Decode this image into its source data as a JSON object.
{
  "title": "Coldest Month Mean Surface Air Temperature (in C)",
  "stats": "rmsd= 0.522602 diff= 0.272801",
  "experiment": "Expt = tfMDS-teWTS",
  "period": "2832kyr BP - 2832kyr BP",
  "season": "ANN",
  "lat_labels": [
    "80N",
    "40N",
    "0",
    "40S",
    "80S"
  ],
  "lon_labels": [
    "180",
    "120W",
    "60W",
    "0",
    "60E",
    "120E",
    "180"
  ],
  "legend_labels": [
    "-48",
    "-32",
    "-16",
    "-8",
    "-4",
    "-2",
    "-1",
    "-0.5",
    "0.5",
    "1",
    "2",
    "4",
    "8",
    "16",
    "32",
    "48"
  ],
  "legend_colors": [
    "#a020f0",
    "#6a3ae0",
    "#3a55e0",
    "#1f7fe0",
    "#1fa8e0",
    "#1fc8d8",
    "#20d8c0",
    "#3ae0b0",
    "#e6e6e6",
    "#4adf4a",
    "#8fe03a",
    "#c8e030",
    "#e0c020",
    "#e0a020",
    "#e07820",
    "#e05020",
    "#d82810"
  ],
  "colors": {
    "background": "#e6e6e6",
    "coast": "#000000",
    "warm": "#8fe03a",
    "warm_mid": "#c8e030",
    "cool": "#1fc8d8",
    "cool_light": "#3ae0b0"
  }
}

- _Written exercise_: Take the listing above and set it down exactly.

- _Solution to this task_:
Decode this image into its source data as a JSON object.
{
  "title": "Coldest Month Mean Surface Air Temperature (in C)",
  "stats": "rmsd= 0.522602 diff= 0.272801",
  "experiment": "Expt = tfMDS-teWTS",
  "period": "2832kyr BP - 2832kyr BP",
  "season": "ANN",
  "lat_labels": [
    "80N",
    "40N",
    "0",
    "40S",
    "80S"
  ],
  "lon_labels": [
    "180",
    "120W",
    "60W",
    "0",
    "60E",
    "120E",
    "180"
  ],
  "legend_labels": [
    "-48",
    "-32",
    "-16",
    "-8",
    "-4",
    "-2",
    "-1",
    "-0.5",
    "0.5",
    "1",
    "2",
    "4",
    "8",
    "16",
    "32",
    "48"
  ],
  "legend_colors": [
    "#a020f0",
    "#6a3ae0",
    "#3a55e0",
    "#1f7fe0",
    "#1fa8e0",
    "#1fc8d8",
    "#20d8c0",
    "#3ae0b0",
    "#e6e6e6",
    "#4adf4a",
    "#8fe03a",
    "#c8e030",
    "#e0c020",
    "#e0a020",
    "#e07820",
    "#e05020",
    "#d82810"
  ],
  "colors": {
    "background": "#e6e6e6",
    "coast": "#000000",
    "warm": "#8fe03a",
    "warm_mid": "#c8e030",
    "cool": "#1fc8d8",
    "cool_light": "#3ae0b0"
  }
}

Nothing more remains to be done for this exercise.